**Goal**.
Make an exact copy of all the data.

**Given information**.
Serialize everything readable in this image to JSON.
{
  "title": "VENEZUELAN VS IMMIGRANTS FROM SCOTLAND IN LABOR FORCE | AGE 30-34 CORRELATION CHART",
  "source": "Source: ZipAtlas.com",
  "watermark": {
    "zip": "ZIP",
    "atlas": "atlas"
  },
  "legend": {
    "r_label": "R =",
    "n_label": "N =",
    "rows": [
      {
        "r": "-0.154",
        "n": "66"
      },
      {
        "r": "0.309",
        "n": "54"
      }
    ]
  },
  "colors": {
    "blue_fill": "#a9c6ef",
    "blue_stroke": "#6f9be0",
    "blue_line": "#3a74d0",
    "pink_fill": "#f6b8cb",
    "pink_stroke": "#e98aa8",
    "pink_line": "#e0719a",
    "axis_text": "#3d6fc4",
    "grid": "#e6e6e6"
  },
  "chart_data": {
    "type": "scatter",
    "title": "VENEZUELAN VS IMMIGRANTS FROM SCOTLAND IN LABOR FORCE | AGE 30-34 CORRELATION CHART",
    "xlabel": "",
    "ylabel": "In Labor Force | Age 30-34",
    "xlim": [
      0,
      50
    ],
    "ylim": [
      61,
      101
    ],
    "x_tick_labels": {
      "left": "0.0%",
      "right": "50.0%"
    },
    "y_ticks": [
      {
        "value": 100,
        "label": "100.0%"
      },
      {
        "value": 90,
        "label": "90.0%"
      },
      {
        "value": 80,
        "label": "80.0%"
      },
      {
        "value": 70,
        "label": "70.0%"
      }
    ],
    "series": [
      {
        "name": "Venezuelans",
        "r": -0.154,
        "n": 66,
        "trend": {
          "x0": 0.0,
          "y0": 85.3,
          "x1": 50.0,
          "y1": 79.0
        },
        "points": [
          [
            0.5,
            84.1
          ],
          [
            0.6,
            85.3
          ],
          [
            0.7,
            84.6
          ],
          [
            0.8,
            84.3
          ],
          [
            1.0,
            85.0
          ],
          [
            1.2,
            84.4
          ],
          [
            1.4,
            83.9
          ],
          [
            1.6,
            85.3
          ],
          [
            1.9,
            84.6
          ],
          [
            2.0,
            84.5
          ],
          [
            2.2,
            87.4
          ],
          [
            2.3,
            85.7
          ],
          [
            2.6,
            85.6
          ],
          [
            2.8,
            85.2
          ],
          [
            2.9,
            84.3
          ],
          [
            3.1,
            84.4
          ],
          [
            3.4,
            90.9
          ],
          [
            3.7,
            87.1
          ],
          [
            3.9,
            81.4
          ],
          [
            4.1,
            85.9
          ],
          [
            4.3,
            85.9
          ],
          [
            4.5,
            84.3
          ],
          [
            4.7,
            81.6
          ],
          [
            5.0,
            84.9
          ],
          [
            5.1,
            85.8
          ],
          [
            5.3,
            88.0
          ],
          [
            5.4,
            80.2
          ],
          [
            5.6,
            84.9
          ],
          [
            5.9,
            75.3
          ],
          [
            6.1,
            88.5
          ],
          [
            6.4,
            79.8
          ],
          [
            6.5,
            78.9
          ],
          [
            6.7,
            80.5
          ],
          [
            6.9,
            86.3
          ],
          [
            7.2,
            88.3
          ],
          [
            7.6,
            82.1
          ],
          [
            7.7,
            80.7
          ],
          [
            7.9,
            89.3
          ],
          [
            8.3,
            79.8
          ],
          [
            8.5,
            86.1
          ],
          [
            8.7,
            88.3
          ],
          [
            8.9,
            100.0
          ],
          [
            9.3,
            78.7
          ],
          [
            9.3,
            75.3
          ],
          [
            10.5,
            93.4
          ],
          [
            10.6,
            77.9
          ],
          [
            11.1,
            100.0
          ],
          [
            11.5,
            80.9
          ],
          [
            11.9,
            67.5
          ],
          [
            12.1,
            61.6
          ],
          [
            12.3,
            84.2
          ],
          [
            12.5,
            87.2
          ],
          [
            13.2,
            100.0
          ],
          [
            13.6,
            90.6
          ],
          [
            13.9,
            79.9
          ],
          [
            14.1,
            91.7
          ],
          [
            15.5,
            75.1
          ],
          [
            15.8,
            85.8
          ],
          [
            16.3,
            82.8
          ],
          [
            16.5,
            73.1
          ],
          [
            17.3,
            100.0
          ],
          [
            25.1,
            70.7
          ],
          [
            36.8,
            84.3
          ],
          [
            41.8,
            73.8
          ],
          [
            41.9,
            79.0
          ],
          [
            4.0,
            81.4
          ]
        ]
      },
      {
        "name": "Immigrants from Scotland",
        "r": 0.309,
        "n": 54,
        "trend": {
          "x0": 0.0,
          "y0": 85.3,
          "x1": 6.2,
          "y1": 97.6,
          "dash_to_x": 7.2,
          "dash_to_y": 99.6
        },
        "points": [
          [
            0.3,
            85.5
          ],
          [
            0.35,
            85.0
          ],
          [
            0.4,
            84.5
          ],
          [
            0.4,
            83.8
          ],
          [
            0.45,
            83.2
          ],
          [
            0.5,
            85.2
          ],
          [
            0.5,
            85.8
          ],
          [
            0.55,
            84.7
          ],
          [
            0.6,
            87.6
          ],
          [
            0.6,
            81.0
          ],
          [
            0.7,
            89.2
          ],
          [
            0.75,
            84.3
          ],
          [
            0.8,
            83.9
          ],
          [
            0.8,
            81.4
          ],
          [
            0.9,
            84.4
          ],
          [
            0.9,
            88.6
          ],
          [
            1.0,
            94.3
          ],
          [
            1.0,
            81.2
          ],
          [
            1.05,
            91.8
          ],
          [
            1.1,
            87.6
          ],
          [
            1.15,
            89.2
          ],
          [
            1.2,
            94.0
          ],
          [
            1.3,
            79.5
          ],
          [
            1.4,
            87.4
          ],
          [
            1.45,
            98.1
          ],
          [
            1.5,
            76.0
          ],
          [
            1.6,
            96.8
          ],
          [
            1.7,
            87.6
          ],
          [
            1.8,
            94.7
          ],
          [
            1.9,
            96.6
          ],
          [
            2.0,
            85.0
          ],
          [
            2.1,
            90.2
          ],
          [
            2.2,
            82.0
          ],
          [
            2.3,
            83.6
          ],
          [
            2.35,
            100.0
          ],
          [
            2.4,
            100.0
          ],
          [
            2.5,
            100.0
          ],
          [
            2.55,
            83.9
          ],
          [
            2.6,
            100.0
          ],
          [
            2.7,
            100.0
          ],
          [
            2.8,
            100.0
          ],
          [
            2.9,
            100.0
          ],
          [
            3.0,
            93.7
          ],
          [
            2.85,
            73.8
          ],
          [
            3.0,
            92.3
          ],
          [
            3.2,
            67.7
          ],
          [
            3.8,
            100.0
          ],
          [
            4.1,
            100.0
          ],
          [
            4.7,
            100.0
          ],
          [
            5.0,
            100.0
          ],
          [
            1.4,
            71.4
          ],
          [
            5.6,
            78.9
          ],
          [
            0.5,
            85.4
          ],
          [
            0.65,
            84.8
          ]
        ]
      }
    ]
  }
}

**Exercise solution**.
Serialize everything readable in this image to JSON.
{
  "title": "VENEZUELAN VS IMMIGRANTS FROM SCOTLAND IN LABOR FORCE | AGE 30-34 CORRELATION CHART",
  "source": "Source: ZipAtlas.com",
  "watermark": {
    "zip": "ZIP",
    "atlas": "atlas"
  },
  "legend": {
    "r_label": "R =",
    "n_label": "N =",
    "rows": [
      {
        "r": "-0.154",
        "n": "66"
      },
      {
        "r": "0.309",
        "n": "54"
      }
    ]
  },
  "colors": {
    "blue_fill": "#a9c6ef",
    "blue_stroke": "#6f9be0",
    "blue_line": "#3a74d0",
    "pink_fill": "#f6b8cb",
    "pink_stroke": "#e98aa8",
    "pink_line": "#e0719a",
    "axis_text": "#3d6fc4",
    "grid": "#e6e6e6"
  },
  "chart_data": {
    "type": "scatter",
    "title": "VENEZUELAN VS IMMIGRANTS FROM SCOTLAND IN LABOR FORCE | AGE 30-34 CORRELATION CHART",
    "xlabel": "",
    "ylabel": "In Labor Force | Age 30-34",
    "xlim": [
      0,
      50
    ],
    "ylim": [
      61,
      101
    ],
    "x_tick_labels": {
      "left": "0.0%",
      "right": "50.0%"
    },
    "y_ticks": [
      {
        "value": 100,
        "label": "100.0%"
      },
      {
        "value": 90,
        "label": "90.0%"
      },
      {
        "value": 80,
        "label": "80.0%"
      },
      {
        "value": 70,
        "label": "70.0%"
      }
    ],
    "series": [
      {
        "name": "Venezuelans",
        "r": -0.154,
        "n": 66,
        "trend": {
          "x0": 0.0,
          "y0": 85.3,
          "x1": 50.0,
          "y1": 79.0
        },
        "points": [
          [
            0.5,
            84.1
          ],
          [
            0.6,
            85.3
          ],
          [
            0.7,
            84.6
          ],
          [
            0.8,
            84.3
          ],
          [
            1.0,
            85.0
          ],
          [
            1.2,
            84.4
          ],
          [
            1.4,
            83.9
          ],
          [
            1.6,
            85.3
          ],
          [
            1.9,
            84.6
          ],
          [
            2.0,
            84.5
          ],
          [
            2.2,
            87.4
          ],
          [
            2.3,
            85.7
          ],
          [
            2.6,
            85.6
          ],
          [
            2.8,
            85.2
          ],
          [
            2.9,
            84.3
          ],
          [
            3.1,
            84.4
          ],
          [
            3.4,
            90.9
          ],
          [
            3.7,
            87.1
          ],
          [
            3.9,
            81.4
          ],
          [
            4.1,
            85.9
          ],
          [
            4.3,
            85.9
          ],
          [
            4.5,
            84.3
          ],
          [
            4.7,
            81.6
          ],
          [
            5.0,
            84.9
          ],
          [
            5.1,
            85.8
          ],
          [
            5.3,
            88.0
          ],
          [
            5.4,
            80.2
          ],
          [
            5.6,
            84.9
          ],
          [
            5.9,
            75.3
          ],
          [
            6.1,
            88.5
          ],
          [
            6.4,
            79.8
          ],
          [
            6.5,
            78.9
          ],
          [
            6.7,
            80.5
          ],
          [
            6.9,
            86.3
          ],
          [
            7.2,
            88.3
          ],
          [
            7.6,
            82.1
          ],
          [
            7.7,
            80.7
          ],
          [
            7.9,
            89.3
          ],
          [
            8.3,
            79.8
          ],
          [
            8.5,
            86.1
          ],
          [
            8.7,
            88.3
          ],
          [
            8.9,
            100.0
          ],
          [
            9.3,
            78.7
          ],
          [
            9.3,
            75.3
          ],
          [
            10.5,
            93.4
          ],
          [
            10.6,
            77.9
          ],
          [
            11.1,
            100.0
          ],
          [
            11.5,
            80.9
          ],
          [
            11.9,
            67.5
          ],
          [
            12.1,
            61.6
          ],
          [
            12.3,
            84.2
          ],
          [
            12.5,
            87.2
          ],
          [
            13.2,
            100.0
          ],
          [
            13.6,
            90.6
          ],
          [
            13.9,
            79.9
          ],
          [
            14.1,
            91.7
          ],
          [
            15.5,
            75.1
          ],
          [
            15.8,
            85.8
          ],
          [
            16.3,
            82.8
          ],
          [
            16.5,
            73.1
          ],
          [
            17.3,
            100.0
          ],
          [
            25.1,
            70.7
          ],
          [
            36.8,
            84.3
          ],
          [
            41.8,
            73.8
          ],
          [
            41.9,
            79.0
          ],
          [
            4.0,
            81.4
          ]
        ]
      },
      {
        "name": "Immigrants from Scotland",
        "r": 0.309,
        "n": 54,
        "trend": {
          "x0": 0.0,
          "y0": 85.3,
          "x1": 6.2,
          "y1": 97.6,
          "dash_to_x": 7.2,
          "dash_to_y": 99.6
        },
        "points": [
          [
            0.3,
            85.5
          ],
          [
            0.35,
            85.0
          ],
          [
            0.4,
            84.5
          ],
          [
            0.4,
            83.8
          ],
          [
            0.45,
            83.2
          ],
          [
            0.5,
            85.2
          ],
          [
            0.5,
            85.8
          ],
          [
            0.55,
            84.7
          ],
          [
            0.6,
            87.6
          ],
          [
            0.6,
            81.0
          ],
          [
            0.7,
            89.2
          ],
          [
            0.75,
            84.3
          ],
          [
            0.8,
            83.9
          ],
          [
            0.8,
            81.4
          ],
          [
            0.9,
            84.4
          ],
          [
            0.9,
            88.6
          ],
          [
            1.0,
            94.3
          ],
          [
            1.0,
            81.2
          ],
          [
            1.05,
            91.8
          ],
          [
            1.1,
            87.6
          ],
          [
            1.15,
            89.2
          ],
          [
            1.2,
            94.0
          ],
          [
            1.3,
            79.5
          ],
          [
            1.4,
            87.4
          ],
          [
            1.45,
            98.1
          ],
          [
            1.5,
            76.0
          ],
          [
            1.6,
            96.8
          ],
          [
            1.7,
            87.6
          ],
          [
            1.8,
            94.7
          ],
          [
            1.9,
            96.6
          ],
          [
            2.0,
            85.0
          ],
          [
            2.1,
            90.2
          ],
          [
            2.2,
            82.0
          ],
          [
            2.3,
            83.6
          ],
          [
            2.35,
            100.0
          ],
          [
            2.4,
            100.0
          ],
          [
            2.5,
            100.0
          ],
          [
            2.55,
            83.9
          ],
          [
            2.6,
            100.0
          ],
          [
            2.7,
            100.0
          ],
          [
            2.8,
            100.0
          ],
          [
            2.9,
            100.0
          ],
          [
            3.0,
            93.7
          ],
          [
            2.85,
            73.8
          ],
          [
            3.0,
            92.3
          ],
          [
            3.2,
            67.7
          ],
          [
            3.8,
            100.0
          ],
          [
            4.1,
            100.0
          ],
          [
            4.7,
            100.0
          ],
          [
            5.0,
            100.0
          ],
          [
            1.4,
            71.4
          ],
          [
            5.6,
            78.9
          ],
          [
            0.5,
            85.4
          ],
          [
            0.65,
            84.8
          ]
        ]
      }
    ]
  }
}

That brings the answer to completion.